# [Requirement]
Where the data below has the string "Animate", return the whole line.

Begin Data for this task

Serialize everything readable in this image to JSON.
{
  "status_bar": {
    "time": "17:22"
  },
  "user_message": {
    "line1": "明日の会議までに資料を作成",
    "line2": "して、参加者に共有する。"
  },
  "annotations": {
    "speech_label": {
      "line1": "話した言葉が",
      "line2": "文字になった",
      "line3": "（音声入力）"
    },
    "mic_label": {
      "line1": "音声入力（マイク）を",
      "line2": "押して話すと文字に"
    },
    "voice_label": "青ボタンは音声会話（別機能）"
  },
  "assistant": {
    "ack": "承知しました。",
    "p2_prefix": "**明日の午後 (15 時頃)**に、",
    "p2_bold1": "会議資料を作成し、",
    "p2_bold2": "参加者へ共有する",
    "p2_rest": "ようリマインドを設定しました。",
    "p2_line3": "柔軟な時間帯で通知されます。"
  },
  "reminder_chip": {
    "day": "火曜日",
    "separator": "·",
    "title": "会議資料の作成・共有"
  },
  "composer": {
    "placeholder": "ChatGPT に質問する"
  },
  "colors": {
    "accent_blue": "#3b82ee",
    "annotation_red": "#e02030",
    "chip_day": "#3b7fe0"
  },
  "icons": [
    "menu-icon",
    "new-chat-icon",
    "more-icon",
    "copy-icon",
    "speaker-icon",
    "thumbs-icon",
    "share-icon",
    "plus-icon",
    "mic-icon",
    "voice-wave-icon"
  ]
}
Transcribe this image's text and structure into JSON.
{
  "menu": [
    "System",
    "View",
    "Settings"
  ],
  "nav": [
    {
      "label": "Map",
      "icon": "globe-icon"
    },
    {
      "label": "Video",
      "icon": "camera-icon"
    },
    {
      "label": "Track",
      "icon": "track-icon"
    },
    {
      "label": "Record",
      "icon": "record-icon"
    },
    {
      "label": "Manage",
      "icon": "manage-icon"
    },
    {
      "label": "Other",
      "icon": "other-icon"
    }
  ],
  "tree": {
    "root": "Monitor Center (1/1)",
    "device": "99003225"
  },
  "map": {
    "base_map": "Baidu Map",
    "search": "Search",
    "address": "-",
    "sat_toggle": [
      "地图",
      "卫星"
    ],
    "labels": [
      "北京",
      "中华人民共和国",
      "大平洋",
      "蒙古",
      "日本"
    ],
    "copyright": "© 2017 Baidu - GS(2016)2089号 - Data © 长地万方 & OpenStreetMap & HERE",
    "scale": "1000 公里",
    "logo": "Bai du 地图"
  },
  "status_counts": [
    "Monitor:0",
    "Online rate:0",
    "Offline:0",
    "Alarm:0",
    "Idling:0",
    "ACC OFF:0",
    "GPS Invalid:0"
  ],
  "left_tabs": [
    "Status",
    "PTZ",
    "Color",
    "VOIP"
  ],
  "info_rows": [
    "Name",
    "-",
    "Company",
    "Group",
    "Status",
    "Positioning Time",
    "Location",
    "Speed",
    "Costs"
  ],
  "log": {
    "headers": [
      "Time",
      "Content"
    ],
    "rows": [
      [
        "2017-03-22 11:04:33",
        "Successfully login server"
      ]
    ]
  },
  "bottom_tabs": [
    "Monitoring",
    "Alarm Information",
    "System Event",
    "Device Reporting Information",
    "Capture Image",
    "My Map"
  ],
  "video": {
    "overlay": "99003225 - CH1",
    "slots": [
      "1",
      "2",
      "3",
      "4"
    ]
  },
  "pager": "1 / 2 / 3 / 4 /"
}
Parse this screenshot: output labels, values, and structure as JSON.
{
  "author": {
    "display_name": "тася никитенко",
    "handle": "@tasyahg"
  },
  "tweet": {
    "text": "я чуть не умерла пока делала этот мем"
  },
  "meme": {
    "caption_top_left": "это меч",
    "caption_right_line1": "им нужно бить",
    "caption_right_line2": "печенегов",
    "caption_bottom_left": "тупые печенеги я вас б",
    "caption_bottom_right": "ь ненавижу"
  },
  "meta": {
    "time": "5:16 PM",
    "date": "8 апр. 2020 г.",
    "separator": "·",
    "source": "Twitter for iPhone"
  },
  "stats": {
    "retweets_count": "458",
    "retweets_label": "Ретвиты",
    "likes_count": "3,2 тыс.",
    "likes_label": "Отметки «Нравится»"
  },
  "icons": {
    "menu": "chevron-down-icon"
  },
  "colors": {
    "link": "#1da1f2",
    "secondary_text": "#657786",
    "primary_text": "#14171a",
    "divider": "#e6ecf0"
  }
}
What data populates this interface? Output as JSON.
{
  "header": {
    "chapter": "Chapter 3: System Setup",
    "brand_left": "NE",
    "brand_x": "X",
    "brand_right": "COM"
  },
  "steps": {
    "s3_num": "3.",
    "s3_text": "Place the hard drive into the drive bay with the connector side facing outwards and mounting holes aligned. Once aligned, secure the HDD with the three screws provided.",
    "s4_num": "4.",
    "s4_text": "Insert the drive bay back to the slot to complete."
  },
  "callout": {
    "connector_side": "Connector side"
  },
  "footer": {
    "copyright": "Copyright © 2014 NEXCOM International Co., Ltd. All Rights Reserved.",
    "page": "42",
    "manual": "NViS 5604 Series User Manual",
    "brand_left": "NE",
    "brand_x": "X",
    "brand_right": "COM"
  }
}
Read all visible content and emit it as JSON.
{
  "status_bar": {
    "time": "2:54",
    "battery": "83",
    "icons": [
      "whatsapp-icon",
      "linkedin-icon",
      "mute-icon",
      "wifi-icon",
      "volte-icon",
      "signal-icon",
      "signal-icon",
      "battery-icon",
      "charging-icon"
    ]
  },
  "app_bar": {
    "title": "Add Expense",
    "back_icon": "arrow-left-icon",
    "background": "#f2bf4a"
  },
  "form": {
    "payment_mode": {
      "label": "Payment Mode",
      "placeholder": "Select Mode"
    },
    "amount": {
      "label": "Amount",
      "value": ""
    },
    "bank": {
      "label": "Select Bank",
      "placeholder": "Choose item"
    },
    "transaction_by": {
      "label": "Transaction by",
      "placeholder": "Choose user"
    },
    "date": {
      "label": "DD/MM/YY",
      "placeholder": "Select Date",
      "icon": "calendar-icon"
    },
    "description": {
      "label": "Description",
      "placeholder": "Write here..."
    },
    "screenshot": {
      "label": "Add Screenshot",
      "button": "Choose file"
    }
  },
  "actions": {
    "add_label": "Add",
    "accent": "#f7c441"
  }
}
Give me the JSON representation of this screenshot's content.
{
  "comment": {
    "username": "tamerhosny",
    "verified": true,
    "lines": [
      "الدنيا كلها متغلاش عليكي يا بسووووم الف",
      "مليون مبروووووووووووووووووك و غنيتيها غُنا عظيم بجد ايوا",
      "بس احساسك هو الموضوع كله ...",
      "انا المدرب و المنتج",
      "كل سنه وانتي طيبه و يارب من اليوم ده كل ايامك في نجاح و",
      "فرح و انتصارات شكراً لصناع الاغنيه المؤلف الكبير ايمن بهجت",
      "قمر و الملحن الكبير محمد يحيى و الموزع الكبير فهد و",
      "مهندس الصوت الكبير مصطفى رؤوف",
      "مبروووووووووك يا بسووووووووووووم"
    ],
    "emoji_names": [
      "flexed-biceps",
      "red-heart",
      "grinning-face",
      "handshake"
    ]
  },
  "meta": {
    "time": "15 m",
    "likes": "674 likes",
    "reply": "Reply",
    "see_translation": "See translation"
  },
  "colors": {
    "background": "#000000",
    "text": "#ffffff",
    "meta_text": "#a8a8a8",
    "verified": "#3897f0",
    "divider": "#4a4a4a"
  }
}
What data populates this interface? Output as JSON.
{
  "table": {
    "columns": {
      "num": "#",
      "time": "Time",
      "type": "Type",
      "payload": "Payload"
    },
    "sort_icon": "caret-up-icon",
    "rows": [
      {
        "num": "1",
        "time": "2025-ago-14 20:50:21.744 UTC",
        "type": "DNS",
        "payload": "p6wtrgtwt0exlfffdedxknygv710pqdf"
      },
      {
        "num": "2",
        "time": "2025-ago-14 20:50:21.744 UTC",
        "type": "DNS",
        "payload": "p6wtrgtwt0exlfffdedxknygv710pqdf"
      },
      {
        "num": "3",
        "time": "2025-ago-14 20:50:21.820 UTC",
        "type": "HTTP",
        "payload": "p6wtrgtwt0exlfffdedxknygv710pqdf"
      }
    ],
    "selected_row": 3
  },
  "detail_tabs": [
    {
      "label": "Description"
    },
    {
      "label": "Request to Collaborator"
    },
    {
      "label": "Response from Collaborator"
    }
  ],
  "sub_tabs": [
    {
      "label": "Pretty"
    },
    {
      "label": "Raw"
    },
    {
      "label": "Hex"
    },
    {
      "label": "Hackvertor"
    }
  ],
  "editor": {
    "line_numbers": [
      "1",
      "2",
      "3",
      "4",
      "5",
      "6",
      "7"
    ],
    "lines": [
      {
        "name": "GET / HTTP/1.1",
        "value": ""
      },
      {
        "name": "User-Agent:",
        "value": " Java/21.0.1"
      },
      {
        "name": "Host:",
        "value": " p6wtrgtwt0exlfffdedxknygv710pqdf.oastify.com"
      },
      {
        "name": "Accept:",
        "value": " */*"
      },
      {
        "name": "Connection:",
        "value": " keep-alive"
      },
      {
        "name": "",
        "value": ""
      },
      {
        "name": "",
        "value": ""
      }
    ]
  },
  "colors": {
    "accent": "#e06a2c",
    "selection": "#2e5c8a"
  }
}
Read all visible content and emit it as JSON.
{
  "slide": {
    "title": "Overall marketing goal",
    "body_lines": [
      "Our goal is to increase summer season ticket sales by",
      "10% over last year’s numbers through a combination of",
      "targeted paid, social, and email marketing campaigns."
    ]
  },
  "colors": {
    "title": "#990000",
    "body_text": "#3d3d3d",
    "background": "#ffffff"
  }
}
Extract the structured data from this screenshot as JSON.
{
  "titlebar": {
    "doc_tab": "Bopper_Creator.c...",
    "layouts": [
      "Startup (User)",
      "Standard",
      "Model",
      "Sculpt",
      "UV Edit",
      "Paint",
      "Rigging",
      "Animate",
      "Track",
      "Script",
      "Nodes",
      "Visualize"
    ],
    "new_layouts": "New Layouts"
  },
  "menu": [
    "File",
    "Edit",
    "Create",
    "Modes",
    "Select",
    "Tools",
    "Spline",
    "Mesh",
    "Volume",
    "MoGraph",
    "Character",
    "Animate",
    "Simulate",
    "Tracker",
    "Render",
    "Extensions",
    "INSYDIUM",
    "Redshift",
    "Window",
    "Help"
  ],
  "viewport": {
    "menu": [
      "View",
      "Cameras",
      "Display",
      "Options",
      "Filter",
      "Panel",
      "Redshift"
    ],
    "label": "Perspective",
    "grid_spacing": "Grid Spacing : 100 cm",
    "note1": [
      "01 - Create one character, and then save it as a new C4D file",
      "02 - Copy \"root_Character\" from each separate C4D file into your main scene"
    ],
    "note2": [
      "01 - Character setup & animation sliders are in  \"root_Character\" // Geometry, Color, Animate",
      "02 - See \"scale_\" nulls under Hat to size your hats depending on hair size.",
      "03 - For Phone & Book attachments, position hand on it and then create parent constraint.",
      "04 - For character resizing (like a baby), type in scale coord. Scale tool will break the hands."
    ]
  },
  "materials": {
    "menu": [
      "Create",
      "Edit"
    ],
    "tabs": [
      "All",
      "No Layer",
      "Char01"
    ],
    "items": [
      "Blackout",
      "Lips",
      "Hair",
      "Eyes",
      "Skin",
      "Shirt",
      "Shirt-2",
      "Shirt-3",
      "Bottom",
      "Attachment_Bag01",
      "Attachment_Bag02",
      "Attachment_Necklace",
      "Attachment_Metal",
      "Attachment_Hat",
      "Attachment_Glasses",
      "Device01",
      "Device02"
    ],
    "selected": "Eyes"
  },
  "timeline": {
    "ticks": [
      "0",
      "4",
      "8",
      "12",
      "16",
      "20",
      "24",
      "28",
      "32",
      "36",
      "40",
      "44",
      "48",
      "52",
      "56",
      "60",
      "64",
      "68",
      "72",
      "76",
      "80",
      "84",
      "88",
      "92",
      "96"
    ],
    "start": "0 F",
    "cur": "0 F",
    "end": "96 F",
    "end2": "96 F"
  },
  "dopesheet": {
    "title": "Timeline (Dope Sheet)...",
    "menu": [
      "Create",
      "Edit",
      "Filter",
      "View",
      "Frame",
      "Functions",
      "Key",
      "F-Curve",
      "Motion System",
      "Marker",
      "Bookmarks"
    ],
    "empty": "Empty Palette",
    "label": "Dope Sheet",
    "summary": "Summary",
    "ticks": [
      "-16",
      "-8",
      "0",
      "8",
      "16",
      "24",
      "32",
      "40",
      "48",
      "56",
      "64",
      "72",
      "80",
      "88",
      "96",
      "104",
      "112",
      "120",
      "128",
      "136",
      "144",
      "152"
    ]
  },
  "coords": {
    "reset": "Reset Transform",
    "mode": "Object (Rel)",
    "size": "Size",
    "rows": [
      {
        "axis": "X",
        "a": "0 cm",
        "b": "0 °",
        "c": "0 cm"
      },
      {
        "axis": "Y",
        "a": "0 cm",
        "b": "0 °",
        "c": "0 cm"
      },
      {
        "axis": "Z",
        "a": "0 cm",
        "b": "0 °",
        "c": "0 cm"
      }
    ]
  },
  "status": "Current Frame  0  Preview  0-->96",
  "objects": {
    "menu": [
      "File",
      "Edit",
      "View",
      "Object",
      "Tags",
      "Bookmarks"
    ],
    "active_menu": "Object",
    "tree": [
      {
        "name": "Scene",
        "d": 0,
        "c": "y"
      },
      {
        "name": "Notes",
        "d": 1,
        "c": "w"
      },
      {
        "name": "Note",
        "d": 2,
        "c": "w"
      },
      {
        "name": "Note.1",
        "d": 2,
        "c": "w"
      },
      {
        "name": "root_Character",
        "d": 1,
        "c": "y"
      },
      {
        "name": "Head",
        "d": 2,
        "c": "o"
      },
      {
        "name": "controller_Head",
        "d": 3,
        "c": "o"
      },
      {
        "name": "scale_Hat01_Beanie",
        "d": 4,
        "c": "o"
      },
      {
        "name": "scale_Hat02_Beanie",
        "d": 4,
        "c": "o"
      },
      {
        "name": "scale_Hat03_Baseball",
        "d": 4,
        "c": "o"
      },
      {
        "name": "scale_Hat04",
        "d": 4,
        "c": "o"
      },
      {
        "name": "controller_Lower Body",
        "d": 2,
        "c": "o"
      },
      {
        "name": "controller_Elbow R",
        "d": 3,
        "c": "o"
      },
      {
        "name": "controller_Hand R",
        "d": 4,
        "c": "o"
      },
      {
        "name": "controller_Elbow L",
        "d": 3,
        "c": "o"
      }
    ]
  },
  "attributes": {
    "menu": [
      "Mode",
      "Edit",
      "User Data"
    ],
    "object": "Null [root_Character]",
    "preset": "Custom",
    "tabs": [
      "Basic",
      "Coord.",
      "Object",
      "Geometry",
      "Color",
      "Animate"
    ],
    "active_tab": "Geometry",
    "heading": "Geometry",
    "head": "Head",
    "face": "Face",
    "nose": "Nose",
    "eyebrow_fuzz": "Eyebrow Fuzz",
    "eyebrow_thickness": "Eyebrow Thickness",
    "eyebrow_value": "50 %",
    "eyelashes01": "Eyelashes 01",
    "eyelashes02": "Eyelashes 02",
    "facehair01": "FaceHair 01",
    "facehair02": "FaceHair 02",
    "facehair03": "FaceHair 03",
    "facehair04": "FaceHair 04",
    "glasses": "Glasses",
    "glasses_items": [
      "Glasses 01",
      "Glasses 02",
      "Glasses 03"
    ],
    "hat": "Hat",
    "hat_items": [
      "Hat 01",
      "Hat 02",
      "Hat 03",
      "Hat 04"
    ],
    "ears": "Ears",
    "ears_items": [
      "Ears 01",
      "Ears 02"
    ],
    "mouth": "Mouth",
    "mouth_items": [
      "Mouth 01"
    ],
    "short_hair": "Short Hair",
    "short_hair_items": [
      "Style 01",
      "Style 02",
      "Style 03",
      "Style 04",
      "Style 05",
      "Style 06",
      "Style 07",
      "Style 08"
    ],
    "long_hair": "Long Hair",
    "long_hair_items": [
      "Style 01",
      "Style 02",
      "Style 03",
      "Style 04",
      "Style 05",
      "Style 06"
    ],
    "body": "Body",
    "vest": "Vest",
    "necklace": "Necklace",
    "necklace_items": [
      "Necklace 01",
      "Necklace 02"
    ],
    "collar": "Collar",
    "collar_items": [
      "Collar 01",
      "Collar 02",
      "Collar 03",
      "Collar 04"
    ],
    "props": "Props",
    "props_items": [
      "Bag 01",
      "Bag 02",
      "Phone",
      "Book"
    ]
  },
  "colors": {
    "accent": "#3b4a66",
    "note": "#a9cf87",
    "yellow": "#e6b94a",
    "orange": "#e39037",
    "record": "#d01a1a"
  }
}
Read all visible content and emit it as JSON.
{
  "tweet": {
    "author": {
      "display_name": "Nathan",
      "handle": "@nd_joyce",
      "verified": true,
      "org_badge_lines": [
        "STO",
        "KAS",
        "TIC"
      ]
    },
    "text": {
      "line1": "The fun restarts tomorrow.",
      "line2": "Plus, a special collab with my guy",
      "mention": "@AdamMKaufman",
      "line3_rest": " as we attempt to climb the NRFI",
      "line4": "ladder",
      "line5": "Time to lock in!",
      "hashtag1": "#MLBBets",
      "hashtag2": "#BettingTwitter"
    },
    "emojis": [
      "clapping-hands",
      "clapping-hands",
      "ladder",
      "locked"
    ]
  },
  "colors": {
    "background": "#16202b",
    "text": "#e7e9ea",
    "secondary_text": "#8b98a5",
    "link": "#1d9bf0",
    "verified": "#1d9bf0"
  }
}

End Data for this task

# [Reply]
      "Animate",
    "Animate",
      "01 - Character setup & animation sliders are in  \"root_Character\" // Geometry, Color, Animate",
      "Animate"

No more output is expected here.